> **Goal**
Write out all lines holding the word "title".

Stored data entries
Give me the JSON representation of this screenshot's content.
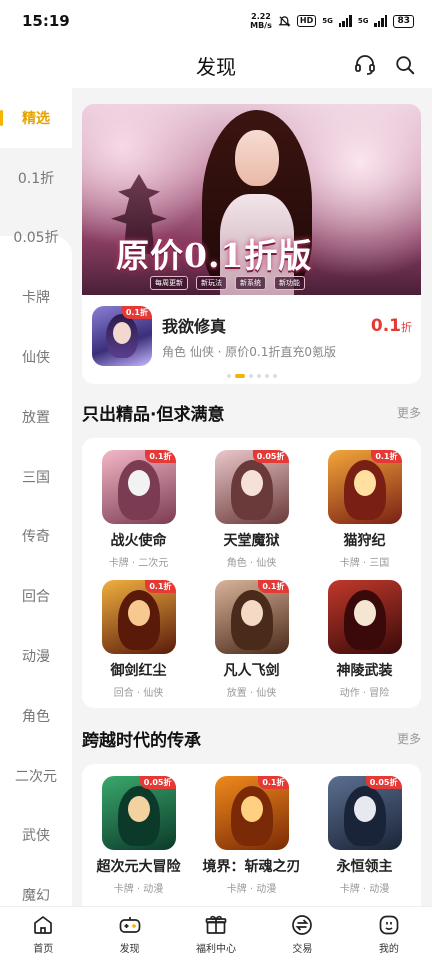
{
  "status": {
    "time": "15:19",
    "speed_value": "2.22",
    "speed_unit": "MB/s",
    "hd": "HD",
    "net1": "5G",
    "net2": "5G",
    "battery": "83"
  },
  "header": {
    "title": "发现"
  },
  "sidebar": {
    "items": [
      {
        "label": "精选",
        "active": true
      },
      {
        "label": "0.1折"
      },
      {
        "label": "0.05折"
      },
      {
        "label": "卡牌"
      },
      {
        "label": "仙侠"
      },
      {
        "label": "放置"
      },
      {
        "label": "三国"
      },
      {
        "label": "传奇"
      },
      {
        "label": "回合"
      },
      {
        "label": "动漫"
      },
      {
        "label": "角色"
      },
      {
        "label": "二次元"
      },
      {
        "label": "武侠"
      },
      {
        "label": "魔幻"
      }
    ]
  },
  "banner": {
    "headline": "原价0.1折版",
    "tags": [
      "每周更新",
      "新玩法",
      "新系统",
      "新功能"
    ],
    "game": {
      "name": "我欲修真",
      "meta": "角色 仙侠 · 原价0.1折直充0氪版",
      "discount_value": "0.1",
      "discount_unit": "折",
      "icon_badge": "0.1折"
    }
  },
  "section1": {
    "title": "只出精品·但求满意",
    "more": "更多",
    "games": [
      {
        "name": "战火使命",
        "tags": "卡牌 · 二次元",
        "badge": "0.1折"
      },
      {
        "name": "天堂魔狱",
        "tags": "角色 · 仙侠",
        "badge": "0.05折"
      },
      {
        "name": "猫狩纪",
        "tags": "卡牌 · 三国",
        "badge": "0.1折"
      },
      {
        "name": "御剑红尘",
        "tags": "回合 · 仙侠",
        "badge": "0.1折"
      },
      {
        "name": "凡人飞剑",
        "tags": "放置 · 仙侠",
        "badge": "0.1折"
      },
      {
        "name": "神陵武装",
        "tags": "动作 · 冒险",
        "badge": ""
      }
    ]
  },
  "section2": {
    "title": "跨越时代的传承",
    "more": "更多",
    "games": [
      {
        "name": "超次元大冒险",
        "tags": "卡牌 · 动漫",
        "badge": "0.05折"
      },
      {
        "name": "境界：斩魂之刃",
        "tags": "卡牌 · 动漫",
        "badge": "0.1折"
      },
      {
        "name": "永恒领主",
        "tags": "卡牌 · 动漫",
        "badge": "0.05折"
      }
    ]
  },
  "tabbar": {
    "items": [
      {
        "label": "首页"
      },
      {
        "label": "发现"
      },
      {
        "label": "福利中心"
      },
      {
        "label": "交易"
      },
      {
        "label": "我的"
      }
    ]
  },
  "colors": {
    "accent": "#f5b400",
    "discount": "#e53935"
  }
}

> **Completed task**
    "title": "发现"
    "title": "只出精品·但求满意",
    "title": "跨越时代的传承",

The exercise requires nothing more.